To do
Report how many lines contain the word "this", with no other text.

··········

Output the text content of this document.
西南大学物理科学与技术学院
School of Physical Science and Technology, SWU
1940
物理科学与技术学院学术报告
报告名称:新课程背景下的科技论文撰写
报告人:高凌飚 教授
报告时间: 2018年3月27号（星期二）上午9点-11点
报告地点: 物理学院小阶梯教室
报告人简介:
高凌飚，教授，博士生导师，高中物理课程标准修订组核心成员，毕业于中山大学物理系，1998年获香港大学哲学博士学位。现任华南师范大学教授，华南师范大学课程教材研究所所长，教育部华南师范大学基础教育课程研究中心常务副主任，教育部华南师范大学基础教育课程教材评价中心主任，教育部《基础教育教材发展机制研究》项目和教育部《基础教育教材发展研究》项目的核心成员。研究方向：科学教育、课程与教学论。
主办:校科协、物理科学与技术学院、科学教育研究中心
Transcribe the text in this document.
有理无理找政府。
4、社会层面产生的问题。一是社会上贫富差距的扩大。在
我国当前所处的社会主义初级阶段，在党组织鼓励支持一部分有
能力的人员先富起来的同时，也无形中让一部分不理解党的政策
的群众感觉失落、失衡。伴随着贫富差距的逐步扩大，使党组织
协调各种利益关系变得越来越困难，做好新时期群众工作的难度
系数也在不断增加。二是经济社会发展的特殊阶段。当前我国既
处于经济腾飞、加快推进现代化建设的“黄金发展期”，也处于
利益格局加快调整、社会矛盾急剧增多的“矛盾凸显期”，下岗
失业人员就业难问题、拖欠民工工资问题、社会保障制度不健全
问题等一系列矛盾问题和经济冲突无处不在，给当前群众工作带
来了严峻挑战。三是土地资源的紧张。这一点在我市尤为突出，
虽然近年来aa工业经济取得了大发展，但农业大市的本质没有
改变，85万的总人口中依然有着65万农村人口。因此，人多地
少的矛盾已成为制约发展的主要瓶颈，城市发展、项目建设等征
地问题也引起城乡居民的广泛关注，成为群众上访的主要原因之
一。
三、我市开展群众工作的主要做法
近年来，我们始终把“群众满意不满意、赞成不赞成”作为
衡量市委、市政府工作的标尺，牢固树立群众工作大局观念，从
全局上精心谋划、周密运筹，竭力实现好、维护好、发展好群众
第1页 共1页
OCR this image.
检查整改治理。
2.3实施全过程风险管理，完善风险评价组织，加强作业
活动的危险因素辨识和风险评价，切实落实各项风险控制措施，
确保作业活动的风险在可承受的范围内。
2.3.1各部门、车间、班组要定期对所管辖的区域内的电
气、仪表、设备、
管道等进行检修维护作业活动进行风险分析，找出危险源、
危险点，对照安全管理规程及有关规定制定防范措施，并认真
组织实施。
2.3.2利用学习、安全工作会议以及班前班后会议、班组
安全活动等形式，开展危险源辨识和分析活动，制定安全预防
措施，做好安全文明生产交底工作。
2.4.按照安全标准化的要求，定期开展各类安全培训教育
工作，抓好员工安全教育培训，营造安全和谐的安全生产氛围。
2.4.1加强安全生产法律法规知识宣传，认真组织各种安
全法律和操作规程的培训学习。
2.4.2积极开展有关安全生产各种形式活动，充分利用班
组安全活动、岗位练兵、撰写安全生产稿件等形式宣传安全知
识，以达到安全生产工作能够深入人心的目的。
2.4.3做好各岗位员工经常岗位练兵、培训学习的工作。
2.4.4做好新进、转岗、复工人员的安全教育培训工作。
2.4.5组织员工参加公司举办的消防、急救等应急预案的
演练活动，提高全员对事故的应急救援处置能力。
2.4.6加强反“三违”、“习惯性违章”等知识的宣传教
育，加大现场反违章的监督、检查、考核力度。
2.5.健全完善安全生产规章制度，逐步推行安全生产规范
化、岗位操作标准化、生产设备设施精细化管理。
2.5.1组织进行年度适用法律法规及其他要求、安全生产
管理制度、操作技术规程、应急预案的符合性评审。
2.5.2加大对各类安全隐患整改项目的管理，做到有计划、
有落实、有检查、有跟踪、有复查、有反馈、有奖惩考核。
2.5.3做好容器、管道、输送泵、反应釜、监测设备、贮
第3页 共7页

··········

Completed exercise
3